EXERCISE AIM
Give only one thing: the number of lines that include the word "this".

▼

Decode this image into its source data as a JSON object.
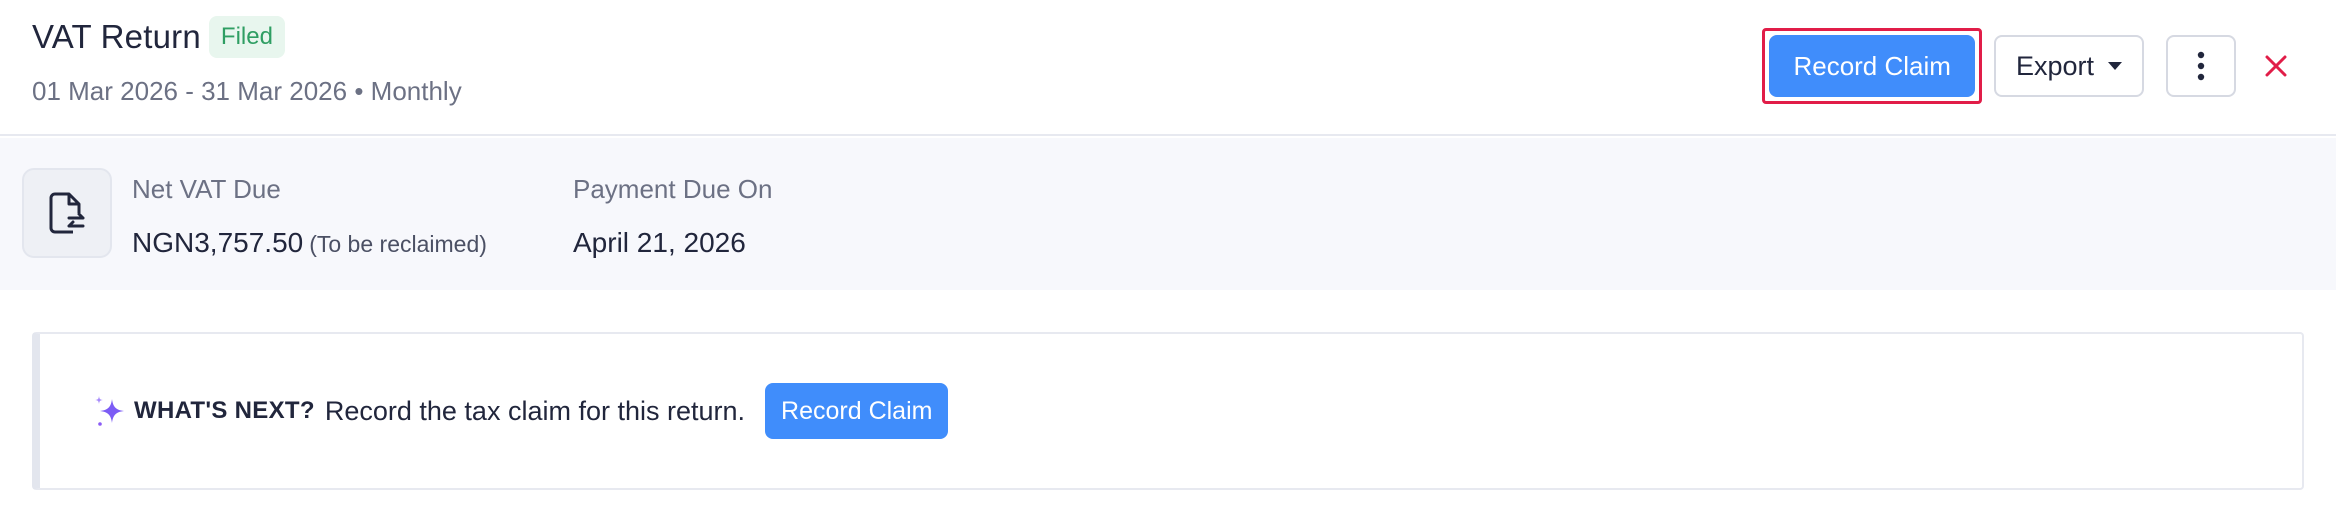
{
  "header": {
    "title": "VAT Return",
    "status_badge": "Filed",
    "period": "01 Mar 2026 - 31 Mar 2026",
    "separator": "•",
    "frequency": "Monthly",
    "record_claim_label": "Record Claim",
    "export_label": "Export"
  },
  "summary": {
    "net_vat_label": "Net VAT Due",
    "net_vat_value": "NGN3,757.50",
    "net_vat_note": "(To be reclaimed)",
    "payment_due_label": "Payment Due On",
    "payment_due_value": "April 21, 2026"
  },
  "whats_next": {
    "label": "WHAT'S NEXT?",
    "text": "Record the tax claim for this return.",
    "button_label": "Record Claim"
  },
  "colors": {
    "primary": "#408dfb",
    "badge_bg": "#e8f6ee",
    "badge_text": "#2f9e63",
    "close": "#e11d48",
    "highlight_border": "#e11d48"
  },
  "icons": [
    "caret-down-icon",
    "kebab-menu-icon",
    "close-icon",
    "document-exchange-icon",
    "sparkle-icon"
  ]
}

▲

THE SOLUTION
2